-- Selected excerpt --
"What role does urban planning play in the development of online, multi-user environments and communities?"

Table of Contents

The Emu Web Grid

Unitary Urbanism in World Web Grid Based City

The world wide web has revolutionised the internet by providing a means for computer novices to navigate information space. By enabling hyperlinks between web pages, the hypertext markup language (HTML)and indeed the structure of the world wide web in general assumes that web pages remain discretely isolated from each other. Context between sites must be built into the links between them. If a site is to be linked to another, context between both sites must be provided by each.

To click on a link is to ‘teleport’ to that link’s destination - a web page. A sense of spatial relationship between web pages can occur by arranging more than one link on a single site, but fails to reflect the significance of spatial organisation of web content over time in terms of its effects on the ways in which the web is used by more than one group of people.

Clusters of web sites may provide something of the look and feel of a say, a city, but can often fail to accomodate the ability to move around the city in meaningful ways.

-- Things to do --
[1] In the web grid passage, what must be built into the links between sites?
[2] Retype the stretch of the web grid passage from "Unitary Urbanism in" through "provided by each.".

-- Supplied information --

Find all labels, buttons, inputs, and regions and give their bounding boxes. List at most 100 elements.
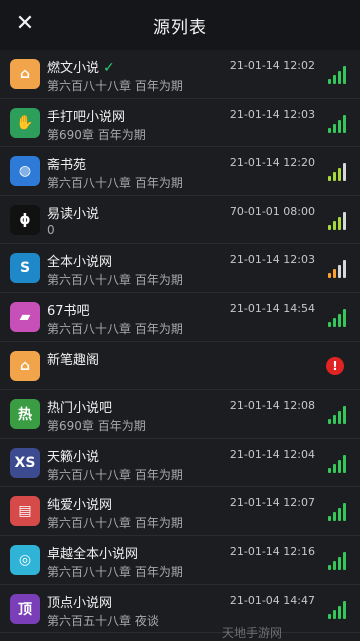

-- Complete answers --
[1] Context between the sites.

[2]
Unitary Urbanism in World Web Grid Based City

The world wide web has revolutionised the internet by providing a means for computer novices to navigate information space. By enabling hyperlinks between web pages, the hypertext markup language (HTML)and indeed the structure of the world wide web in general assumes that web pages remain discretely isolated from each other. Context between sites must be built into the links between them. If a site is to be linked to another, context between both sites must be provided by each.